───── PASSAGE GIVEN ─────
The IFRS Sustainability Disclosure Standards mark a turning point in corporate transparency around sustainability reporting.
The standards provide a single global baseline for sustainability-related financial disclosures, and represent a new era of more harmonised sustainability-related disclosures and reporting standards worldwide.
For businesses, the shift means that sustainability performance will soon be measured, assured, and compared with the same rigour as financial results. That makes preparation critical for investor confidence and regulatory readiness.
What is the International Sustainability Standards Board (ISSB)?

In 2021, the International Sustainability Standards Board (ISSB) was developed by the International Financial Reporting Standards (IFRS) at COP26 in Glasgow. The ISSB established a consistent global baseline for decision-useful sustainability information in general-purpose financial reports, complementing the work of the International Accounting Standards Board (IASB).
Its first two standards, IFRS S1 and IFRS S2, were issued in 2023 to enhance the comparability of sustainability-related financial information for capital-market participants.
IFRS S1 – General requirements
IFRS S1 establishes general guidelines for the disclosure of sustainability-related financial information. It's useful to users of financial reports when making decisions related to an organisation’s resources and exposure to climate-related risks.
The standard requires disclosure of sustainability-related risks and opportunities that could impact an entity's cash flows, access to finance, or cost of capital in the short-, medium-, or long term. IFRS S1 sets the framework for how these disclosures should be prepared and presented, ensuring they are useful during decision-making processes.
───── DATASET RECORDS ─────
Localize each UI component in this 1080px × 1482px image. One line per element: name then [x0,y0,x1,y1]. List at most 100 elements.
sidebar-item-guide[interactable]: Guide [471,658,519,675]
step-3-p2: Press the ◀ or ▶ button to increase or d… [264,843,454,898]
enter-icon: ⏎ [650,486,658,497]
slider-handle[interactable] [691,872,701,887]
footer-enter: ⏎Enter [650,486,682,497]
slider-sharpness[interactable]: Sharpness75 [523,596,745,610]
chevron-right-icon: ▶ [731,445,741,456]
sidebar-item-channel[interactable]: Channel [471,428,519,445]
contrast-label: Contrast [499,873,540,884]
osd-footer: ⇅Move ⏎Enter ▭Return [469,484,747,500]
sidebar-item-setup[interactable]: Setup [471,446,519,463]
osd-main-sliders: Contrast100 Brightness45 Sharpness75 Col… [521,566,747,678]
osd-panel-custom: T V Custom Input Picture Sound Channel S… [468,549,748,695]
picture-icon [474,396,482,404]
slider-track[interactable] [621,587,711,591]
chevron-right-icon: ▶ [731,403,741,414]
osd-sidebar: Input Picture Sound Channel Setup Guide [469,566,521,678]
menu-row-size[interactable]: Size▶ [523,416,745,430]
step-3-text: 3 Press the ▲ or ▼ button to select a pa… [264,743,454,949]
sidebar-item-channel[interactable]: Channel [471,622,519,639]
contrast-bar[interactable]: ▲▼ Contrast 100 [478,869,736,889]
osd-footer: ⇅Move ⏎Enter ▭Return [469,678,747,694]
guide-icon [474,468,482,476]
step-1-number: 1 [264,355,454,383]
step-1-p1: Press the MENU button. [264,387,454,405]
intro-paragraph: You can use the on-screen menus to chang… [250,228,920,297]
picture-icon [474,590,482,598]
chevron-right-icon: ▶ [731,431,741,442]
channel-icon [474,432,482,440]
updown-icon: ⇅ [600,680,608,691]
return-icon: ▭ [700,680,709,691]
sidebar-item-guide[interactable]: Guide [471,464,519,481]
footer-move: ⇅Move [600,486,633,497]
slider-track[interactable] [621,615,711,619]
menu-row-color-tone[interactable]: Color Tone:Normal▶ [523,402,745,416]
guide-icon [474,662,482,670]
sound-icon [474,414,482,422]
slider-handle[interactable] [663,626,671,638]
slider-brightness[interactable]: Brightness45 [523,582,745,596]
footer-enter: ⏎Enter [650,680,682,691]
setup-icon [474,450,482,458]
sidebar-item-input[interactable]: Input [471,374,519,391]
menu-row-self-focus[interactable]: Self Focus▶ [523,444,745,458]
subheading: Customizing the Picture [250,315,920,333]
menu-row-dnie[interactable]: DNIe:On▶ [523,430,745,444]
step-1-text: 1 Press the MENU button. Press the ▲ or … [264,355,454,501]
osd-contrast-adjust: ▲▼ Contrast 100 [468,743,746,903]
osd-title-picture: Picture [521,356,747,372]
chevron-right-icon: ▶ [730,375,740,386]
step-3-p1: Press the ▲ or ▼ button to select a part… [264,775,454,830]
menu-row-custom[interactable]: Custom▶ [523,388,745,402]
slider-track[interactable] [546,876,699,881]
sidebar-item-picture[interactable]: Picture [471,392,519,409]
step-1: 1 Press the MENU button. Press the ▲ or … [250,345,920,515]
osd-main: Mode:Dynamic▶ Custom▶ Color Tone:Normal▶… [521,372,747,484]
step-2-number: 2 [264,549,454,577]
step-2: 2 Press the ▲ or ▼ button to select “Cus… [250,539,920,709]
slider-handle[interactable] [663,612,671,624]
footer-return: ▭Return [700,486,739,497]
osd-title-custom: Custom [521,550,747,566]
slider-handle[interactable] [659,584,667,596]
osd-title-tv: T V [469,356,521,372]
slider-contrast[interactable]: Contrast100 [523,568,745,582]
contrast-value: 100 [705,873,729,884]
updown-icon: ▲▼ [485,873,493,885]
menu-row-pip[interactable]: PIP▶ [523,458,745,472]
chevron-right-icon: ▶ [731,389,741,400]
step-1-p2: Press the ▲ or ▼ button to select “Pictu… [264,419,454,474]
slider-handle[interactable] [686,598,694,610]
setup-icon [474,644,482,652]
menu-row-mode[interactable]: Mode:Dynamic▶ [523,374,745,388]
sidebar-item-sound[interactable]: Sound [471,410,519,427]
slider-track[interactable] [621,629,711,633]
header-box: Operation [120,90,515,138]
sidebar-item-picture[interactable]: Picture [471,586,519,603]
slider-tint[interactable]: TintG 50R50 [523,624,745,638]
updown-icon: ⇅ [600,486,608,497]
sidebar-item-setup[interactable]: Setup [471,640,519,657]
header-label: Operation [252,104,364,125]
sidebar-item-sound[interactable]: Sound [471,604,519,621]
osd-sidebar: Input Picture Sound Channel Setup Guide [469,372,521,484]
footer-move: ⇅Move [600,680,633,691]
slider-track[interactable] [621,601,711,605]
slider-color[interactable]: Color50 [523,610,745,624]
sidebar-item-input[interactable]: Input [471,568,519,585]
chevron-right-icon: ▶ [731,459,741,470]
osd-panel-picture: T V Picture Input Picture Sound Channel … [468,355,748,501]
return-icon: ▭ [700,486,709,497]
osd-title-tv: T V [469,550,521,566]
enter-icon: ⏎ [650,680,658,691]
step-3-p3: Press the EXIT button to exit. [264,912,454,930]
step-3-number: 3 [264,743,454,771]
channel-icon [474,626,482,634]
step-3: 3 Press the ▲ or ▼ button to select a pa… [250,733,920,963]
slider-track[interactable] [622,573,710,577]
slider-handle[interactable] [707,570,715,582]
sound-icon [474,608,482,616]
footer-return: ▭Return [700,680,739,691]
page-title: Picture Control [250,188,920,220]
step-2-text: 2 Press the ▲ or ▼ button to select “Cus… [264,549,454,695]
─────
WHAT IS ASKED ::
**A.** Retype the passage on the IFRS Sustainability Disclosure Standards in full, word for word.
**B.** Can you echo the rows word for word, starting at the first row and ending at the row that contains "Setup Guide [469,566,521,678]"?
The passage and the rows were drawn from separate, unrelated sources.

EXERCISE RESPONSES ::
**A.**
The IFRS Sustainability Disclosure Standards mark a turning point in corporate transparency around sustainability reporting.
The standards provide a single global baseline for sustainability-related financial disclosures, and represent a new era of more harmonised sustainability-related disclosures and reporting standards worldwide.
For businesses, the shift means that sustainability performance will soon be measured, assured, and compared with the same rigour as financial results. That makes preparation critical for investor confidence and regulatory readiness.
What is the International Sustainability Standards Board (ISSB)?

In 2021, the International Sustainability Standards Board (ISSB) was developed by the International Financial Reporting Standards (IFRS) at COP26 in Glasgow. The ISSB established a consistent global baseline for decision-useful sustainability information in general-purpose financial reports, complementing the work of the International Accounting Standards Board (IASB).
Its first two standards, IFRS S1 and IFRS S2, were issued in 2023 to enhance the comparability of sustainability-related financial information for capital-market participants.
IFRS S1 – General requirements
IFRS S1 establishes general guidelines for the disclosure of sustainability-related financial information. It's useful to users of financial reports when making decisions related to an organisation’s resources and exposure to climate-related risks.
The standard requires disclosure of sustainability-related risks and opportunities that could impact an entity's cash flows, access to finance, or cost of capital in the short-, medium-, or long term. IFRS S1 sets the framework for how these disclosures should be prepared and presented, ensuring they are useful during decision-making processes.

**B.**
Localize each UI component in this 1080px × 1482px image. One line per element: name then [x0,y0,x1,y1]. List at most 100 elements.
sidebar-item-guide[interactable]: Guide [471,658,519,675]
step-3-p2: Press the ◀ or ▶ button to increase or d… [264,843,454,898]
enter-icon: ⏎ [650,486,658,497]
slider-handle[interactable] [691,872,701,887]
footer-enter: ⏎Enter [650,486,682,497]
slider-sharpness[interactable]: Sharpness75 [523,596,745,610]
chevron-right-icon: ▶ [731,445,741,456]
sidebar-item-channel[interactable]: Channel [471,428,519,445]
contrast-label: Contrast [499,873,540,884]
osd-footer: ⇅Move ⏎Enter ▭Return [469,484,747,500]
sidebar-item-setup[interactable]: Setup [471,446,519,463]
osd-main-sliders: Contrast100 Brightness45 Sharpness75 Col… [521,566,747,678]
osd-panel-custom: T V Custom Input Picture Sound Channel S… [468,549,748,695]
picture-icon [474,396,482,404]
slider-track[interactable] [621,587,711,591]
chevron-right-icon: ▶ [731,403,741,414]
osd-sidebar: Input Picture Sound Channel Setup Guide [469,566,521,678]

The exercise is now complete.